*Problem statement*
From the entries below, work out the number of lines that hold the word "title", and give that number alone.

*Dataset*

=====

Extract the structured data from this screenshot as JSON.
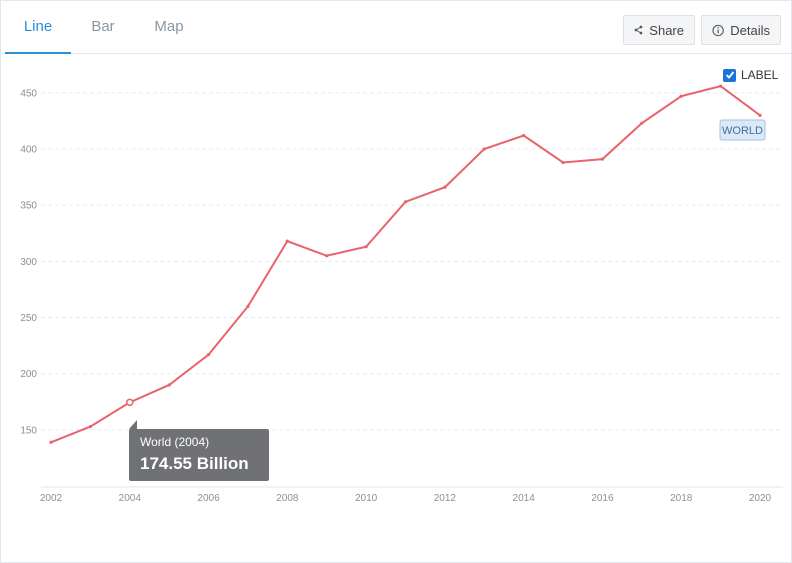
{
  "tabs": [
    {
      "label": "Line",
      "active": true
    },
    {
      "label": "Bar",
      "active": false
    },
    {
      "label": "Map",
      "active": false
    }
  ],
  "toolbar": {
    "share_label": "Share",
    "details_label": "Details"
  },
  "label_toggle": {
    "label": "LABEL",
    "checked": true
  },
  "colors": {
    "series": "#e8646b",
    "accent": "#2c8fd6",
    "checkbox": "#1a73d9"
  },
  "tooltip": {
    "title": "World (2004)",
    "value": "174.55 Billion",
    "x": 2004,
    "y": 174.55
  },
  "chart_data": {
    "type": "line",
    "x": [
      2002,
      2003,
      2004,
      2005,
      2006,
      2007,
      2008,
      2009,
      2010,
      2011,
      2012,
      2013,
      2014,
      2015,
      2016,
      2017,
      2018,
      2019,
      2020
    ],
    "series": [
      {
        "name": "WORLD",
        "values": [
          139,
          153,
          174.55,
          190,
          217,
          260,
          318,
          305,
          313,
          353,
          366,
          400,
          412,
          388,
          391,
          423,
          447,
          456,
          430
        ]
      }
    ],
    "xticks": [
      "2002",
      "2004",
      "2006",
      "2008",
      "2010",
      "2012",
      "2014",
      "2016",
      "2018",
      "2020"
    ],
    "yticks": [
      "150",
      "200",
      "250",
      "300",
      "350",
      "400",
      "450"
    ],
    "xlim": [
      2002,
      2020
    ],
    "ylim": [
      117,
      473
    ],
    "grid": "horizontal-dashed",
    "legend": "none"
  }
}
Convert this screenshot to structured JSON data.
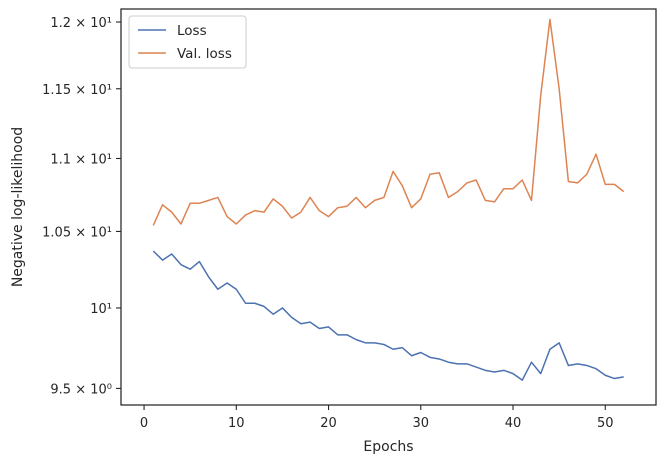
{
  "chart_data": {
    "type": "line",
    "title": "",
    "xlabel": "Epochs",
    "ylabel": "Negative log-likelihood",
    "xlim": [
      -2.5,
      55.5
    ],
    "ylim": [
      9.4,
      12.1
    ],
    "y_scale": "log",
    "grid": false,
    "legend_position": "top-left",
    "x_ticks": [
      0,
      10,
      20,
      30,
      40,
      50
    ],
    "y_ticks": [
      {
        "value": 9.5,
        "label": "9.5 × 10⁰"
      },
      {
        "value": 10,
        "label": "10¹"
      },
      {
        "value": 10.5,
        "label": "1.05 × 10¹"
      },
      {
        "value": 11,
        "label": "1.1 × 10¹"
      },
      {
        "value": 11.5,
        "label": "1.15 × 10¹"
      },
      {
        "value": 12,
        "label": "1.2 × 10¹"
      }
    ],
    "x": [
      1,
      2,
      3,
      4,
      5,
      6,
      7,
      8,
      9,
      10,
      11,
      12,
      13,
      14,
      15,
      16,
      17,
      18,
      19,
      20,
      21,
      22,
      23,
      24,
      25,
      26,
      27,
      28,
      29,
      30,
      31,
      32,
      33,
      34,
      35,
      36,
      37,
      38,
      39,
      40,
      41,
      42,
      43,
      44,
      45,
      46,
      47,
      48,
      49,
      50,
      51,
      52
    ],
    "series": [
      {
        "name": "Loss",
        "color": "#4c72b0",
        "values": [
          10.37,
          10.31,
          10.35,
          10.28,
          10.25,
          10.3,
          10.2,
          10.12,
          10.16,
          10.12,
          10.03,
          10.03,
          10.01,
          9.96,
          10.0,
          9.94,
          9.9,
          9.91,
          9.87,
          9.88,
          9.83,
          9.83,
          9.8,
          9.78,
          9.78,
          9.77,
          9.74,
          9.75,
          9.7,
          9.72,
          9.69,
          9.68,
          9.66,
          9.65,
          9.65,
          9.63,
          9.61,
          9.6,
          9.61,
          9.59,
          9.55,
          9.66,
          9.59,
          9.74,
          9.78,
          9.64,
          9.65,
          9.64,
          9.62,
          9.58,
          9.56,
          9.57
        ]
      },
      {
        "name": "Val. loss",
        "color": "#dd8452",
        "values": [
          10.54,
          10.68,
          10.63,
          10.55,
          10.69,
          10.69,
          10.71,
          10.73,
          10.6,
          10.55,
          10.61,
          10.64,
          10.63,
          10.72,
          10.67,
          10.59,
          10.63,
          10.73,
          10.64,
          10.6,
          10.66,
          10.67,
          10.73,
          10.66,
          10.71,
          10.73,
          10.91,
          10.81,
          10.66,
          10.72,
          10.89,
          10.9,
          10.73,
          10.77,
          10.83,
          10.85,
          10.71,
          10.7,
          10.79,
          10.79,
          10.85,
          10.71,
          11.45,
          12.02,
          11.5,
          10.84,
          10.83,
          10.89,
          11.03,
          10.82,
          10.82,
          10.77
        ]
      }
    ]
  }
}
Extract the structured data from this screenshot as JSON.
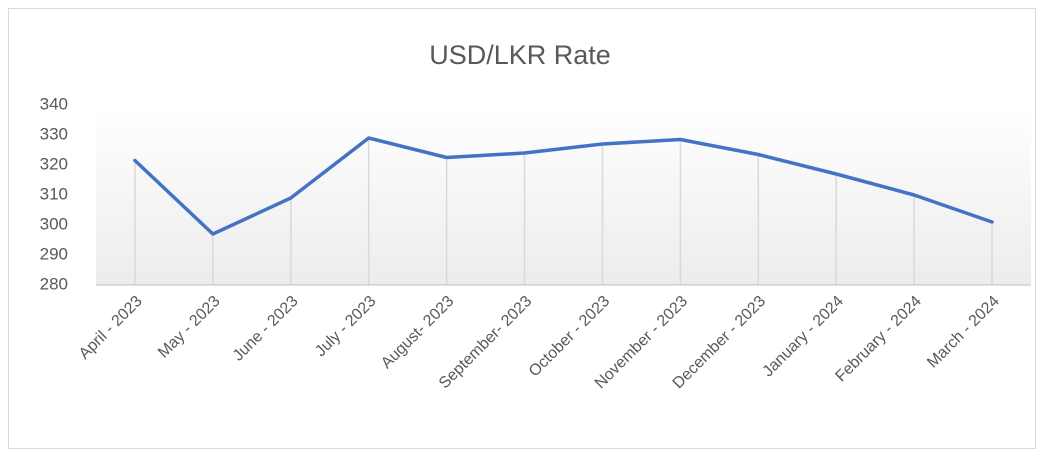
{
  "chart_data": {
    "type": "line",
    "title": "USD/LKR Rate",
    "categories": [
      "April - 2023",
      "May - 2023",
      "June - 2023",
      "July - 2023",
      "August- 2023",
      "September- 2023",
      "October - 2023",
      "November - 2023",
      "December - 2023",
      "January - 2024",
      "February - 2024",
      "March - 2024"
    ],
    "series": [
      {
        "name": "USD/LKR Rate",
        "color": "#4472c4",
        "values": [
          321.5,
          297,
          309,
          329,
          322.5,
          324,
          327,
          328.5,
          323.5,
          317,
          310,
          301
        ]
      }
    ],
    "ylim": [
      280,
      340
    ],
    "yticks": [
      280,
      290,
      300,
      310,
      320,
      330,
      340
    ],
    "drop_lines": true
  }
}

=====

*Final result*
3